(GIVEN PROBLEM 1) In the records, reproduce word for word the lines from the line with "running-header: x600 Series" to the line with "guidelines-list: Only one".

(TEXT PROVIDED)
╭──
Direct election of senators was a disastrous change.

By Fennoman  |  February 15, 2008

This is a multi-part series examining the worst year in American History: 1913.

When the Constitution was being hammered out, the representatives of the smaller states were worried about their fate if the larger states had more representation, as befit their greater population.  After some back and forth, Robert Sherman and Oliver Ellsworth, both of Connecticut, offered what is now known as the "Great Compromise".

The House of Representatives would represent the people with the representatives allocated based on the state's population.  This would be the "people's" house.

The other part of the Compromise was to have each state represented by two senators.  The Senate would then represent the "States".  This was a brilliant compromise that balanced the power between the small and large states (small and large referring to population, not geographic size).

This compromise also enshrined the idea of state sovereignty.  This was accomplished by having the senators selected by the states' legislatures.  This meant that the Senate represented the interests of the several states, not directly the interests of the citizens of the states.
╰──
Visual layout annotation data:
╭──
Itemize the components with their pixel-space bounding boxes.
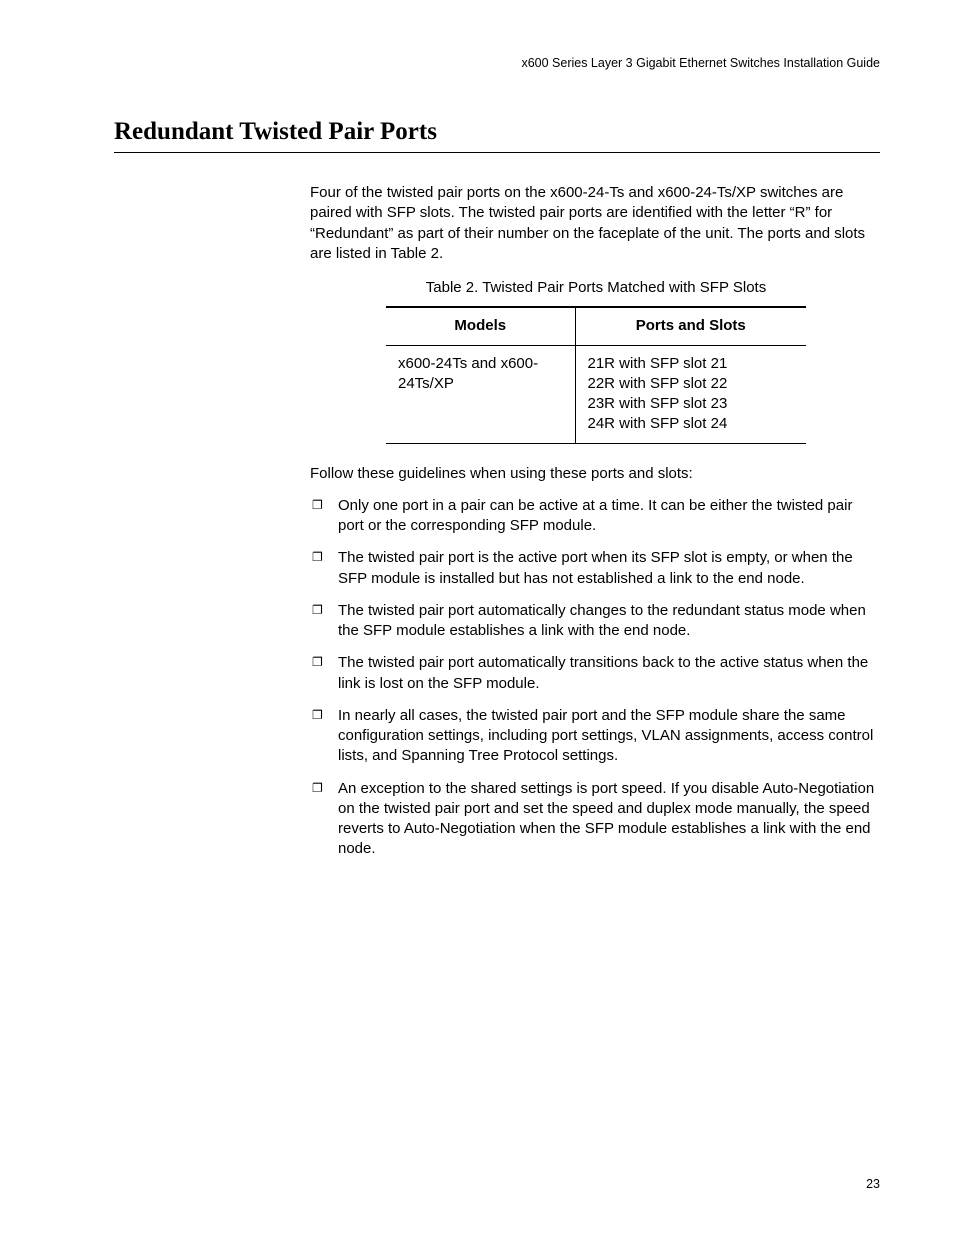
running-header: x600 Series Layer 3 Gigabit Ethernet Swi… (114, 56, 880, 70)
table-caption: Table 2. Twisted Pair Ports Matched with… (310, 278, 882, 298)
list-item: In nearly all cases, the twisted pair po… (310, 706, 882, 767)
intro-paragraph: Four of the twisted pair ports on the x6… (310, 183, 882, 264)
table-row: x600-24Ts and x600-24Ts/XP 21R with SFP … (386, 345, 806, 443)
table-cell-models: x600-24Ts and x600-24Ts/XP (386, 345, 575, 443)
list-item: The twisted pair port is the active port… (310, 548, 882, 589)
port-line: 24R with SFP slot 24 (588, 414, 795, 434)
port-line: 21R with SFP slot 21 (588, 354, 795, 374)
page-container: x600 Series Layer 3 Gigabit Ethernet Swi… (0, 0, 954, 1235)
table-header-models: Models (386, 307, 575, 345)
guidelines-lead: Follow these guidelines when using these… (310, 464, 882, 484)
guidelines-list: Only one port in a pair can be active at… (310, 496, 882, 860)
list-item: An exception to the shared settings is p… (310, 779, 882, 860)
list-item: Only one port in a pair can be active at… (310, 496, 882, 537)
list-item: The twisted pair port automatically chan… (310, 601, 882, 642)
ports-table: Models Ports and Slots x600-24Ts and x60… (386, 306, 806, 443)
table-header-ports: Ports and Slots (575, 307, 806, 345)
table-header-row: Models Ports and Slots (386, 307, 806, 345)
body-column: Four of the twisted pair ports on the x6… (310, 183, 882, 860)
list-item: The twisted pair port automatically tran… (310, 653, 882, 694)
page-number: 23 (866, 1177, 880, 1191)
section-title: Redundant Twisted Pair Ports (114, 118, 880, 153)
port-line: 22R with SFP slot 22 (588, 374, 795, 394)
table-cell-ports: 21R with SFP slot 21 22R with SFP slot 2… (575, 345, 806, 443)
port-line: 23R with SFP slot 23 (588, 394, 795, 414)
╰──
(GIVEN PROBLEM 2) Quote the passage on the election of senators from "This is a multi-part" to "not geographic size).".

(EXERCISE RESULT 1)
running-header: x600 Series Layer 3 Gigabit Ethernet Swi… (114, 56, 880, 70)
table-caption: Table 2. Twisted Pair Ports Matched with… (310, 278, 882, 298)
list-item: In nearly all cases, the twisted pair po… (310, 706, 882, 767)
intro-paragraph: Four of the twisted pair ports on the x6… (310, 183, 882, 264)
table-row: x600-24Ts and x600-24Ts/XP 21R with SFP … (386, 345, 806, 443)
table-cell-models: x600-24Ts and x600-24Ts/XP (386, 345, 575, 443)
list-item: The twisted pair port is the active port… (310, 548, 882, 589)
port-line: 24R with SFP slot 24 (588, 414, 795, 434)
port-line: 21R with SFP slot 21 (588, 354, 795, 374)
page-container: x600 Series Layer 3 Gigabit Ethernet Swi… (0, 0, 954, 1235)
table-header-models: Models (386, 307, 575, 345)
guidelines-lead: Follow these guidelines when using these… (310, 464, 882, 484)
guidelines-list: Only one port in a pair can be active at… (310, 496, 882, 860)

(EXERCISE RESULT 2)
This is a multi-part series examining the worst year in American History: 1913.

When the Constitution was being hammered out, the representatives of the smaller states were worried about their fate if the larger states had more representation, as befit their greater population.  After some back and forth, Robert Sherman and Oliver Ellsworth, both of Connecticut, offered what is now known as the "Great Compromise".

The House of Representatives would represent the people with the representatives allocated based on the state's population.  This would be the "people's" house.

The other part of the Compromise was to have each state represented by two senators.  The Senate would then represent the "States".  This was a brilliant compromise that balanced the power between the small and large states (small and large referring to population, not geographic size).